Records for the task ->
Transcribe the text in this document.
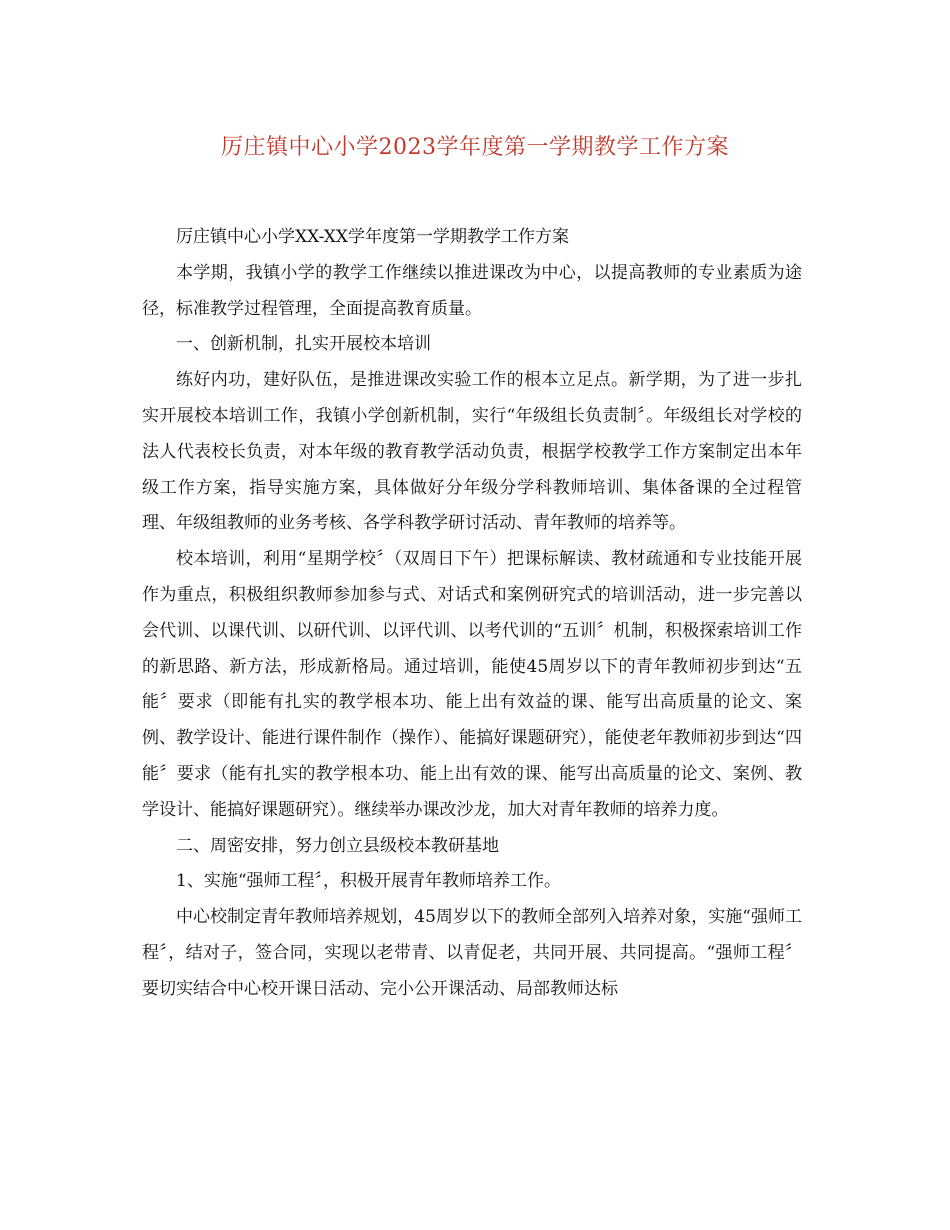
厉庄镇中心小学2023学年度第一学期教学工作方案

厉庄镇中心小学XX-XX学年度第一学期教学工作方案

本学期，我镇小学的教学工作继续以推进课改为中心，以提高教师的专业素质为途径，标准教学过程管理，全面提高教育质量。

一、创新机制，扎实开展校本培训

练好内功，建好队伍，是推进课改实验工作的根本立足点。新学期，为了进一步扎实开展校本培训工作，我镇小学创新机制，实行“年级组长负责制〞。年级组长对学校的法人代表校长负责，对本年级的教育教学活动负责，根据学校教学工作方案制定出本年级工作方案，指导实施方案，具体做好分年级分学科教师培训、集体备课的全过程管理、年级组教师的业务考核、各学科教学研讨活动、青年教师的培养等。

校本培训，利用“星期学校〞（双周日下午）把课标解读、教材疏通和专业技能开展作为重点，积极组织教师参加参与式、对话式和案例研究式的培训活动，进一步完善以会代训、以课代训、以研代训、以评代训、以考代训的“五训〞机制，积极探索培训工作的新思路、新方法，形成新格局。通过培训，能使45周岁以下的青年教师初步到达“五能〞要求（即能有扎实的教学根本功、能上出有效益的课、能写出高质量的论文、案例、教学设计、能进行课件制作（操作）、能搞好课题研究），能使老年教师初步到达“四能〞要求（能有扎实的教学根本功、能上出有效的课、能写出高质量的论文、案例、教学设计、能搞好课题研究）。继续举办课改沙龙，加大对青年教师的培养力度。

二、周密安排，努力创立县级校本教研基地

1、实施“强师工程〞，积极开展青年教师培养工作。

中心校制定青年教师培养规划，45周岁以下的教师全部列入培养对象，实施“强师工程〞，结对子，签合同，实现以老带青、以青促老，共同开展、共同提高。“强师工程〞要切实结合中心校开课日活动、完小公开课活动、局部教师达标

Requirements -> Find all lines holding the string "强师工程" and copy them.

Full response ->
1、实施“强师工程〞，积极开展青年教师培养工作。
中心校制定青年教师培养规划，45周岁以下的教师全部列入培养对象，实施“强师工程〞，结对子，签合同，实现以老带青、以青促老，共同开展、共同提高。“强师工程〞要切实结合中心校开课日活动、完小公开课活动、局部教师达标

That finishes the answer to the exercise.